*** DATASET EXCERPTS

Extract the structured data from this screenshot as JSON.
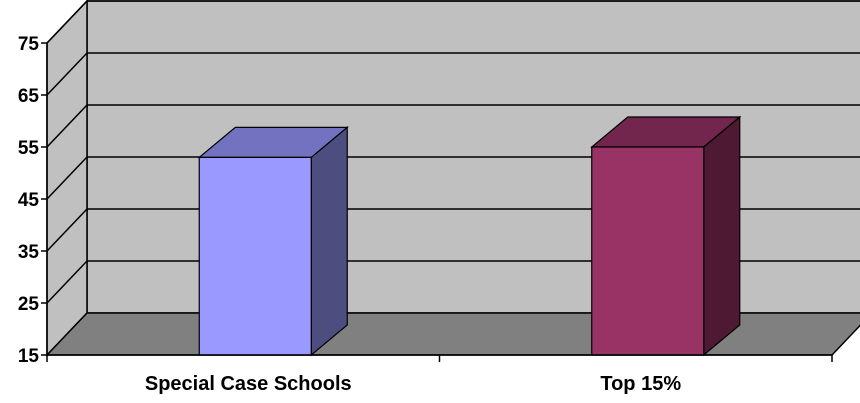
{
  "chart_data": {
    "type": "bar",
    "categories": [
      "Special Case Schools",
      "Top 15%"
    ],
    "values": [
      53,
      55
    ],
    "ylim": [
      15,
      75
    ],
    "yticks": [
      15,
      25,
      35,
      45,
      55,
      65,
      75
    ],
    "grid": true,
    "legend": "none",
    "three_d": true,
    "colors": {
      "bars": [
        {
          "front": "#9999FF",
          "top": "#7272C0",
          "side": "#4D4D80"
        },
        {
          "front": "#993366",
          "top": "#73264D",
          "side": "#4D1933"
        }
      ],
      "wall": "#C0C0C0",
      "floor": "#808080",
      "lines": "#000000"
    }
  }
}
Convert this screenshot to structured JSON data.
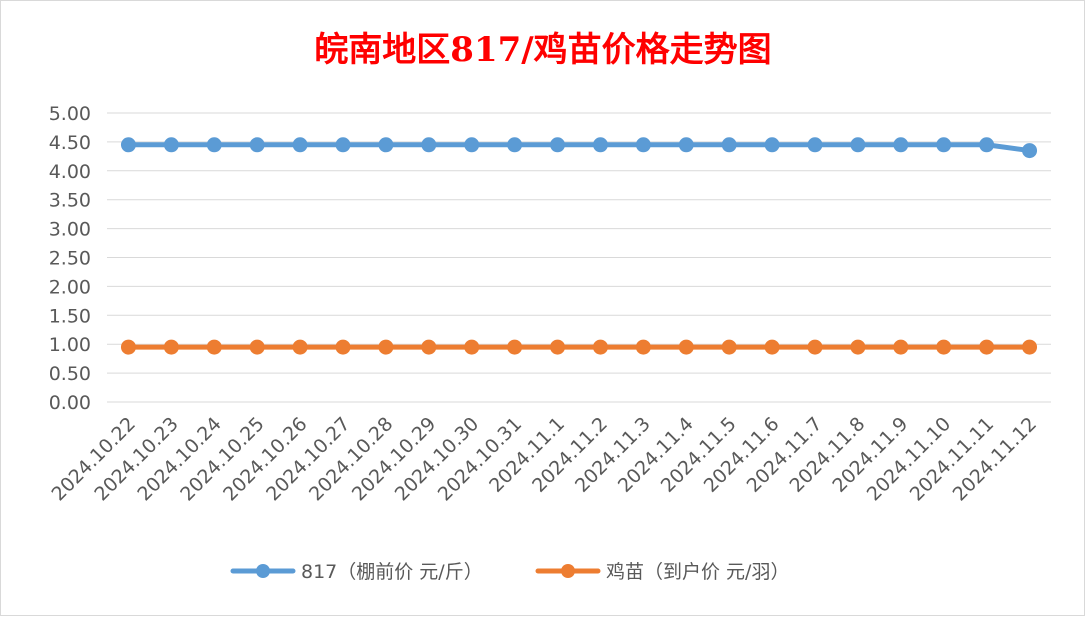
{
  "chart_data": {
    "type": "line",
    "title": "皖南地区817/鸡苗价格走势图",
    "xlabel": "",
    "ylabel": "",
    "categories": [
      "2024.10.22",
      "2024.10.23",
      "2024.10.24",
      "2024.10.25",
      "2024.10.26",
      "2024.10.27",
      "2024.10.28",
      "2024.10.29",
      "2024.10.30",
      "2024.10.31",
      "2024.11.1",
      "2024.11.2",
      "2024.11.3",
      "2024.11.4",
      "2024.11.5",
      "2024.11.6",
      "2024.11.7",
      "2024.11.8",
      "2024.11.9",
      "2024.11.10",
      "2024.11.11",
      "2024.11.12"
    ],
    "yticks": [
      "0.00",
      "0.50",
      "1.00",
      "1.50",
      "2.00",
      "2.50",
      "3.00",
      "3.50",
      "4.00",
      "4.50",
      "5.00"
    ],
    "ylim": [
      0,
      5
    ],
    "grid": true,
    "legend_position": "bottom",
    "series": [
      {
        "name": "817（棚前价 元/斤）",
        "color": "#5b9bd5",
        "values": [
          4.45,
          4.45,
          4.45,
          4.45,
          4.45,
          4.45,
          4.45,
          4.45,
          4.45,
          4.45,
          4.45,
          4.45,
          4.45,
          4.45,
          4.45,
          4.45,
          4.45,
          4.45,
          4.45,
          4.45,
          4.45,
          4.35
        ]
      },
      {
        "name": "鸡苗（到户价 元/羽）",
        "color": "#ed7d31",
        "values": [
          0.95,
          0.95,
          0.95,
          0.95,
          0.95,
          0.95,
          0.95,
          0.95,
          0.95,
          0.95,
          0.95,
          0.95,
          0.95,
          0.95,
          0.95,
          0.95,
          0.95,
          0.95,
          0.95,
          0.95,
          0.95,
          0.95
        ]
      }
    ]
  }
}
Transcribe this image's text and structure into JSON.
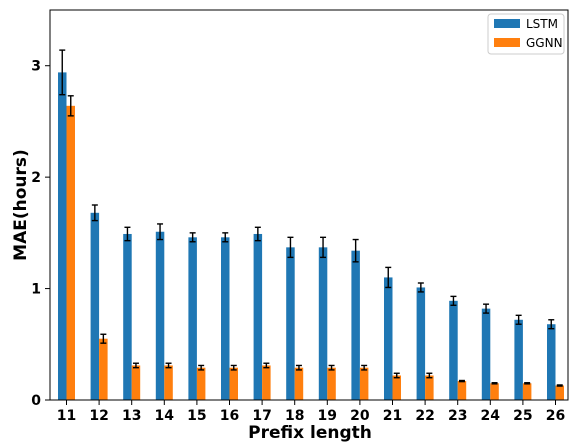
{
  "chart_data": {
    "type": "bar",
    "title": "",
    "xlabel": "Prefix length",
    "ylabel": "MAE(hours)",
    "categories": [
      "11",
      "12",
      "13",
      "14",
      "15",
      "16",
      "17",
      "18",
      "19",
      "20",
      "21",
      "22",
      "23",
      "24",
      "25",
      "26"
    ],
    "ylim": [
      0,
      3.5
    ],
    "yticks": [
      "0",
      "1",
      "2",
      "3"
    ],
    "grid": false,
    "legend_position": "top-right",
    "series": [
      {
        "name": "LSTM",
        "color": "#1f77b4",
        "values": [
          2.94,
          1.68,
          1.49,
          1.51,
          1.46,
          1.46,
          1.49,
          1.37,
          1.37,
          1.34,
          1.1,
          1.01,
          0.89,
          0.82,
          0.72,
          0.68
        ],
        "errors": [
          0.2,
          0.07,
          0.06,
          0.07,
          0.04,
          0.04,
          0.06,
          0.09,
          0.09,
          0.1,
          0.09,
          0.04,
          0.04,
          0.04,
          0.04,
          0.04
        ]
      },
      {
        "name": "GGNN",
        "color": "#ff7f0e",
        "values": [
          2.64,
          0.55,
          0.31,
          0.31,
          0.29,
          0.29,
          0.31,
          0.29,
          0.29,
          0.29,
          0.22,
          0.22,
          0.17,
          0.15,
          0.15,
          0.13
        ],
        "errors": [
          0.09,
          0.04,
          0.02,
          0.02,
          0.02,
          0.02,
          0.02,
          0.02,
          0.02,
          0.02,
          0.02,
          0.02,
          0.005,
          0.005,
          0.005,
          0.005
        ]
      }
    ]
  }
}
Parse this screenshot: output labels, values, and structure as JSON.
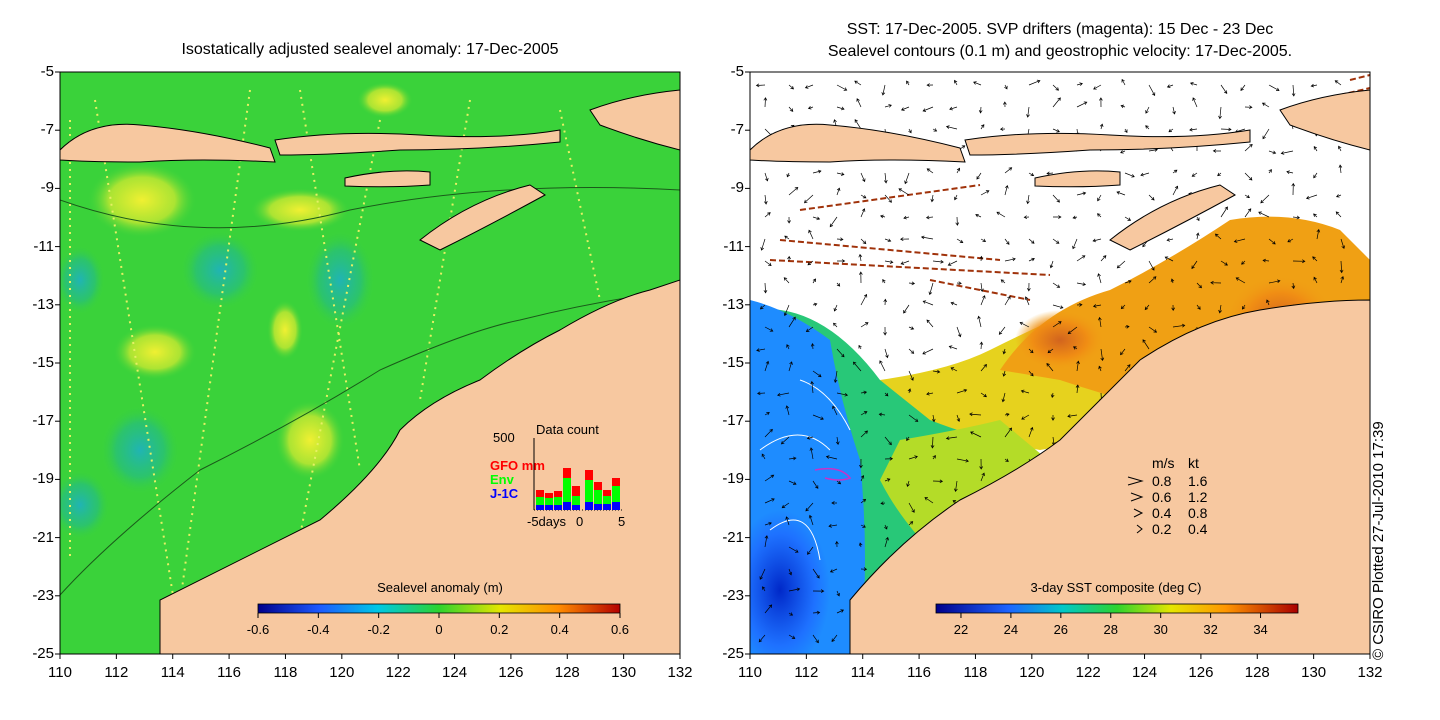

******

> [WHAT THE EXERCISE ASKS] Pick out, from the lines above, every one that contains the string "this".

> [SOLUTION]
Extract the structured data from this screenshot as JSON.
Convert this screenshot to structured JSON data.
Transcribe this image's text and structure into JSON.
Parse this screenshot: output labels, values, and structure as JSON.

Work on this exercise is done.